**Task requirements:**
In this exercise, return the whole listing exactly, excluding any images.

**Material shown:**
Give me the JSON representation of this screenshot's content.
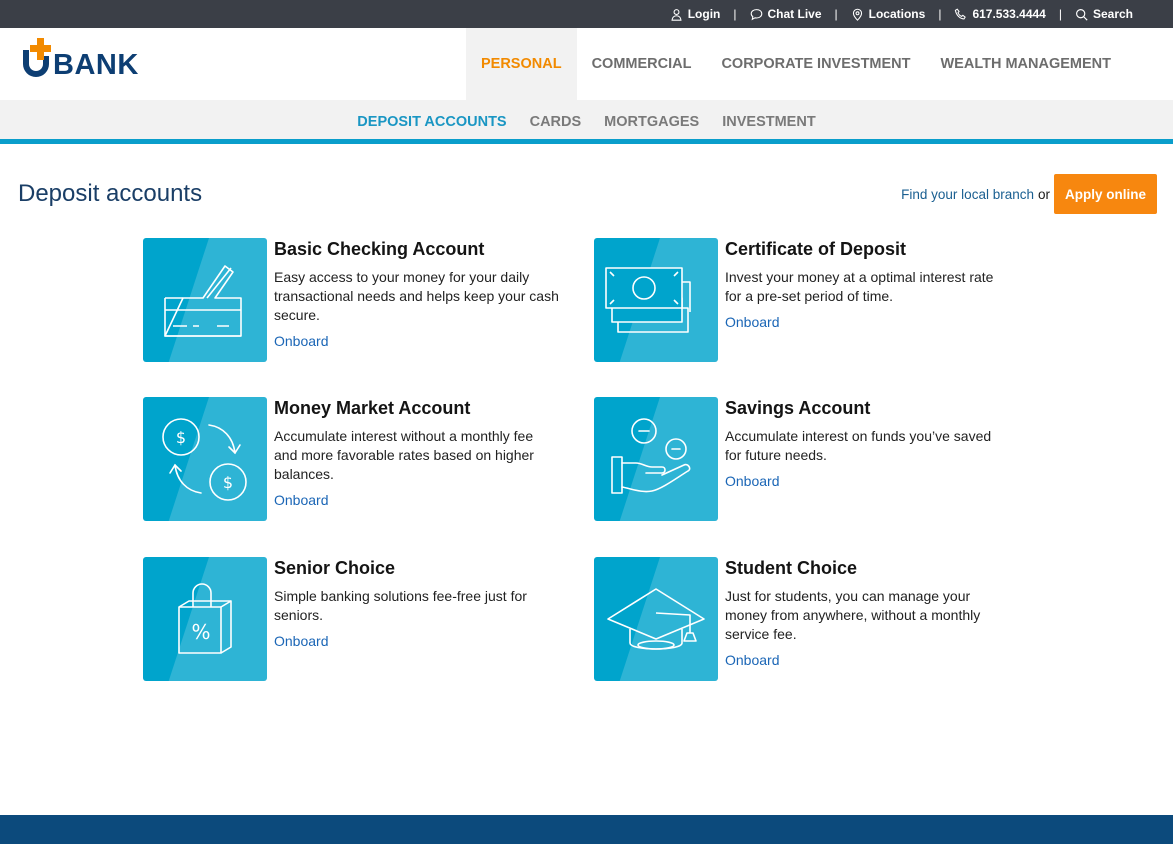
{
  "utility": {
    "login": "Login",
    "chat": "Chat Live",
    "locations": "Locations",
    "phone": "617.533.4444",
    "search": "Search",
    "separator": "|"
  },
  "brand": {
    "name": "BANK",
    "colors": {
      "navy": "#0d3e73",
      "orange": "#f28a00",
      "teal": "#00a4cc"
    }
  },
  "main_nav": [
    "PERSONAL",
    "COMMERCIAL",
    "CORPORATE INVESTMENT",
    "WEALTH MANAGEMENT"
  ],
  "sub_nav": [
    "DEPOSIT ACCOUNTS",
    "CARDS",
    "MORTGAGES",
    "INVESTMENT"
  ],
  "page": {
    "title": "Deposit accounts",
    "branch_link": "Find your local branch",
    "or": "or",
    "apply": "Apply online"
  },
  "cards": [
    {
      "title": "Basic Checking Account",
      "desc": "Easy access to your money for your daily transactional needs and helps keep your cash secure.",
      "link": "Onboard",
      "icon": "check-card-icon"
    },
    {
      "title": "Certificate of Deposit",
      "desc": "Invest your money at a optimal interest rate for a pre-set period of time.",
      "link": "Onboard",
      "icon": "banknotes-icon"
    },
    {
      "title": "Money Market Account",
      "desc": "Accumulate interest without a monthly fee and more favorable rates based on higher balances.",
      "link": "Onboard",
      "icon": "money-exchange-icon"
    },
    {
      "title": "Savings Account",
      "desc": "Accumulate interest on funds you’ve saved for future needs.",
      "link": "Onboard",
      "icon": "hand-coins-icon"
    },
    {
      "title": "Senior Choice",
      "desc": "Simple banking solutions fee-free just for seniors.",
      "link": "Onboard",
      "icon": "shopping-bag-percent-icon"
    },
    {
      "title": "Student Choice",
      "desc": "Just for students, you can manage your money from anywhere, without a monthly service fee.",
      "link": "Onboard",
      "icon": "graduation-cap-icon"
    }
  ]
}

**Solution to the problem:**
Give me the JSON representation of this screenshot's content.
{
  "utility": {
    "login": "Login",
    "chat": "Chat Live",
    "locations": "Locations",
    "phone": "617.533.4444",
    "search": "Search",
    "separator": "|"
  },
  "brand": {
    "name": "BANK",
    "colors": {
      "navy": "#0d3e73",
      "orange": "#f28a00",
      "teal": "#00a4cc"
    }
  },
  "main_nav": [
    "PERSONAL",
    "COMMERCIAL",
    "CORPORATE INVESTMENT",
    "WEALTH MANAGEMENT"
  ],
  "sub_nav": [
    "DEPOSIT ACCOUNTS",
    "CARDS",
    "MORTGAGES",
    "INVESTMENT"
  ],
  "page": {
    "title": "Deposit accounts",
    "branch_link": "Find your local branch",
    "or": "or",
    "apply": "Apply online"
  },
  "cards": [
    {
      "title": "Basic Checking Account",
      "desc": "Easy access to your money for your daily transactional needs and helps keep your cash secure.",
      "link": "Onboard",
      "icon": "check-card-icon"
    },
    {
      "title": "Certificate of Deposit",
      "desc": "Invest your money at a optimal interest rate for a pre-set period of time.",
      "link": "Onboard",
      "icon": "banknotes-icon"
    },
    {
      "title": "Money Market Account",
      "desc": "Accumulate interest without a monthly fee and more favorable rates based on higher balances.",
      "link": "Onboard",
      "icon": "money-exchange-icon"
    },
    {
      "title": "Savings Account",
      "desc": "Accumulate interest on funds you’ve saved for future needs.",
      "link": "Onboard",
      "icon": "hand-coins-icon"
    },
    {
      "title": "Senior Choice",
      "desc": "Simple banking solutions fee-free just for seniors.",
      "link": "Onboard",
      "icon": "shopping-bag-percent-icon"
    },
    {
      "title": "Student Choice",
      "desc": "Just for students, you can manage your money from anywhere, without a monthly service fee.",
      "link": "Onboard",
      "icon": "graduation-cap-icon"
    }
  ]
}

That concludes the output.